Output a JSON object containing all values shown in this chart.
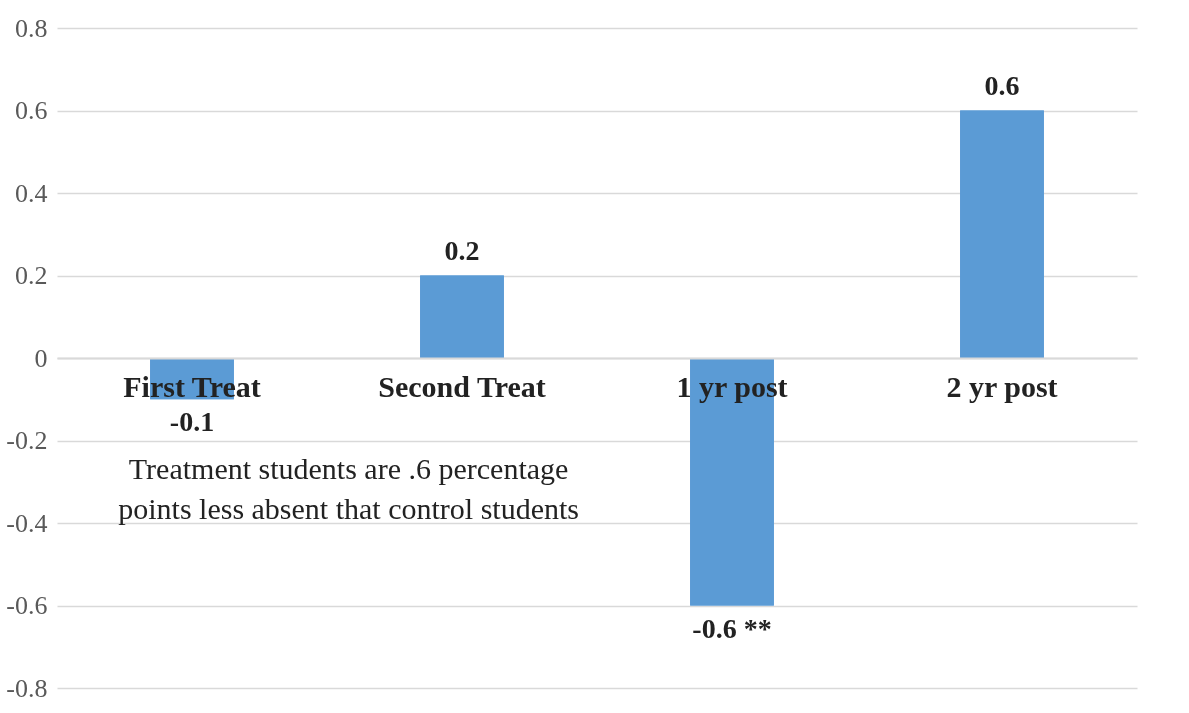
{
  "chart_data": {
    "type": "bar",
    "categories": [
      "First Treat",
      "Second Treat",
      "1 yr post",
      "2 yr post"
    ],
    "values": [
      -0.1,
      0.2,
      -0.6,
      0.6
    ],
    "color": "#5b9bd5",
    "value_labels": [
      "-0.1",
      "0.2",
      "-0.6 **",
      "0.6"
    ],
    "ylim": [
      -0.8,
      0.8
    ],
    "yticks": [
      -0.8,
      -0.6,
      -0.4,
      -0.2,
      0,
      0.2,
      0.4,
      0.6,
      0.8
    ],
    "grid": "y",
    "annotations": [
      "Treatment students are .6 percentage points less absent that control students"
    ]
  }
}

- - - - - - -

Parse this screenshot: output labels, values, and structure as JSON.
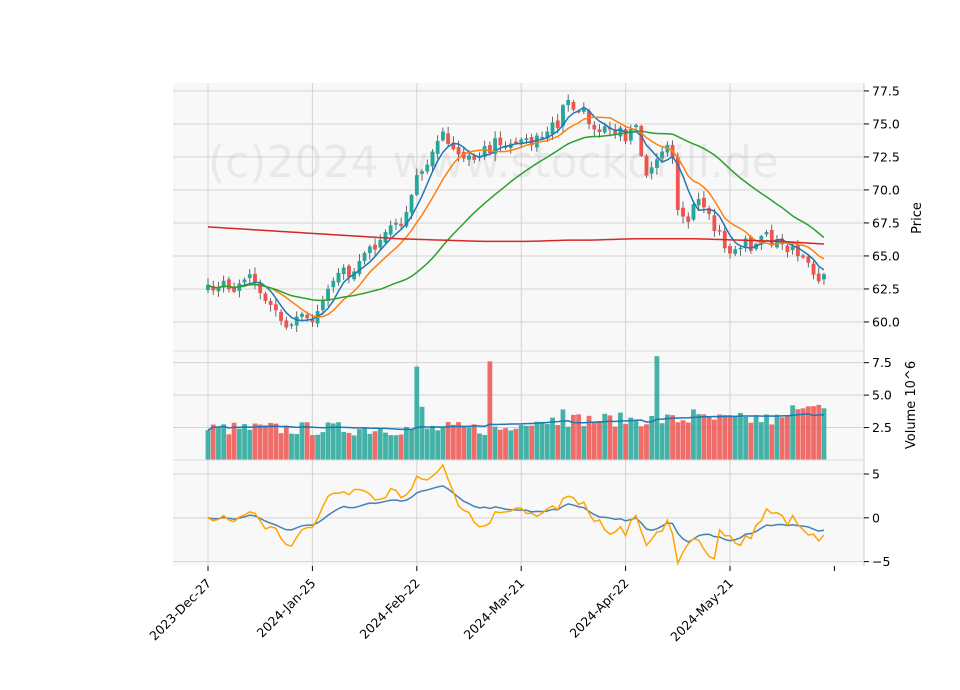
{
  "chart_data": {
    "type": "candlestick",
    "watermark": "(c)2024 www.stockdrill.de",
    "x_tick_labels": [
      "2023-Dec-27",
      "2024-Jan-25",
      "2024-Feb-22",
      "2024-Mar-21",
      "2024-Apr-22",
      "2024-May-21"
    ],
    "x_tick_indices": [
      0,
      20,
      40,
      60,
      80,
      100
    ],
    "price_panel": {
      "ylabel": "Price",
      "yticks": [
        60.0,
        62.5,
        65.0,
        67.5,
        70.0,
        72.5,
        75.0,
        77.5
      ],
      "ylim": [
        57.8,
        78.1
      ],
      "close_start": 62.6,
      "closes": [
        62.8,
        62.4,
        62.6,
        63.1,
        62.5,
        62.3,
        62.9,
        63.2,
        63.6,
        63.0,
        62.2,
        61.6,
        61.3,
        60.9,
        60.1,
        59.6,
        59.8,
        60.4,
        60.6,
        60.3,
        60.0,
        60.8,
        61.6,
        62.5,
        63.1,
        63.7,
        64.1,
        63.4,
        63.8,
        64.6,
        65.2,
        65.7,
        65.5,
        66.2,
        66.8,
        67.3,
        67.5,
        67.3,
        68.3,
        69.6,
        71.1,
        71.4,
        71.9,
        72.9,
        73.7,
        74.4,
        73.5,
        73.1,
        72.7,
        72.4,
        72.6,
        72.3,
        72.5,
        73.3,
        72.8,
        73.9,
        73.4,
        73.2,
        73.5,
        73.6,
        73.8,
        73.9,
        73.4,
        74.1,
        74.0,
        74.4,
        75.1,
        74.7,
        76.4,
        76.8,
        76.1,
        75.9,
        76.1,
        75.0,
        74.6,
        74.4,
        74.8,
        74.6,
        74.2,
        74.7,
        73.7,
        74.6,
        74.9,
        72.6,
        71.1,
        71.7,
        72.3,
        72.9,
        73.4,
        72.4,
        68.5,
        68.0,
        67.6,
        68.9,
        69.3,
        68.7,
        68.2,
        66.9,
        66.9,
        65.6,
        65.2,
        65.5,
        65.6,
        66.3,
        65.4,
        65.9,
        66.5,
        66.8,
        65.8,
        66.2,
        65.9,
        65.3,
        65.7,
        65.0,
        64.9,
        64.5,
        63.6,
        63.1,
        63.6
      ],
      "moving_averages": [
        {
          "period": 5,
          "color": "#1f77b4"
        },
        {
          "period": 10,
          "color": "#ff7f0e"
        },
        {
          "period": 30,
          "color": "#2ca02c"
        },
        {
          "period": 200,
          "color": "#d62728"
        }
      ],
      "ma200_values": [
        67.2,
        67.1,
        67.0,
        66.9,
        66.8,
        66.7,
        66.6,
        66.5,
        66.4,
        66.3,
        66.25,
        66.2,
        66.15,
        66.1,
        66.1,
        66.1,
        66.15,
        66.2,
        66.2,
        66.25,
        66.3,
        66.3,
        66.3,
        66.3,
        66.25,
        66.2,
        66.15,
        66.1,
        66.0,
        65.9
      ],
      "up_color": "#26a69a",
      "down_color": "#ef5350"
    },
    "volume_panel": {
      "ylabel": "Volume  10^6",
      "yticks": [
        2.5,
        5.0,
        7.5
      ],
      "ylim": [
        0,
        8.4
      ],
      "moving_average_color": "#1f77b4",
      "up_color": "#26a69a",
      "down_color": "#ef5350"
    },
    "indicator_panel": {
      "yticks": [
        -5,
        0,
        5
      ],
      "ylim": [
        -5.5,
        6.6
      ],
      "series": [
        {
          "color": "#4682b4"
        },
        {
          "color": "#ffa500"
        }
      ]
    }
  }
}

- - - - - - -

WHAT NEEDS TO BE DONE
How many lines in the records above contain the word "JSON"? Reply with the number alone.

SOLUTION TO THIS PROBLEM
2